■ SUPPLIED DATA:
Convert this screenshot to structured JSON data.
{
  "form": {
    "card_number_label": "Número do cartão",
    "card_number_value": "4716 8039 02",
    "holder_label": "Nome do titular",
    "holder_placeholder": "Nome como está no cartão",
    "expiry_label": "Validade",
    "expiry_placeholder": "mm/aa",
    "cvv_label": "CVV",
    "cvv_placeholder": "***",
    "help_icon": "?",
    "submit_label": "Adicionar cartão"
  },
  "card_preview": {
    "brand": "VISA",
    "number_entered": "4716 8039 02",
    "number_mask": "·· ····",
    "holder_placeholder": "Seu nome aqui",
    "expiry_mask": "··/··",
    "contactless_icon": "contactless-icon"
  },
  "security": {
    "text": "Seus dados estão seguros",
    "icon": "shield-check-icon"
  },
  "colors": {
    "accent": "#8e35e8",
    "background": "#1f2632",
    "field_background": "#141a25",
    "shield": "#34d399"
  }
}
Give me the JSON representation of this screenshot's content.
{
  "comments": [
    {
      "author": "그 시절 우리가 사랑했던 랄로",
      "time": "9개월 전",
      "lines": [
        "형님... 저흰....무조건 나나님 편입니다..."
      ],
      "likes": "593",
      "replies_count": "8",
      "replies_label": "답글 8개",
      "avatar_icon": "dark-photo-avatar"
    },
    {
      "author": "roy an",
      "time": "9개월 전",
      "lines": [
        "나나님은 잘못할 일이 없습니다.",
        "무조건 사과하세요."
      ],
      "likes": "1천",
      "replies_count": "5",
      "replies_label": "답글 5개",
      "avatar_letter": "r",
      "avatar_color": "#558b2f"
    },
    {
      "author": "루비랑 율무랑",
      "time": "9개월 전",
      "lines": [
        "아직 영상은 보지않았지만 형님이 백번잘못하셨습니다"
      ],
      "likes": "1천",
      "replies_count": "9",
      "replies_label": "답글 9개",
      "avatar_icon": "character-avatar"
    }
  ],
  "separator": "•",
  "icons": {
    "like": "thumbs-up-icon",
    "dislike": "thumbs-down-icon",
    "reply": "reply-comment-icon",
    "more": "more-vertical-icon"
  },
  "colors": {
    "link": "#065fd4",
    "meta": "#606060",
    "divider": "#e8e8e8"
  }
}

■ EXERCISE DETAILS: Check each line of the records above for the string "JSON", and report every line that has it.

■ CORRECT ANSWER:
Convert this screenshot to structured JSON data.
Give me the JSON representation of this screenshot's content.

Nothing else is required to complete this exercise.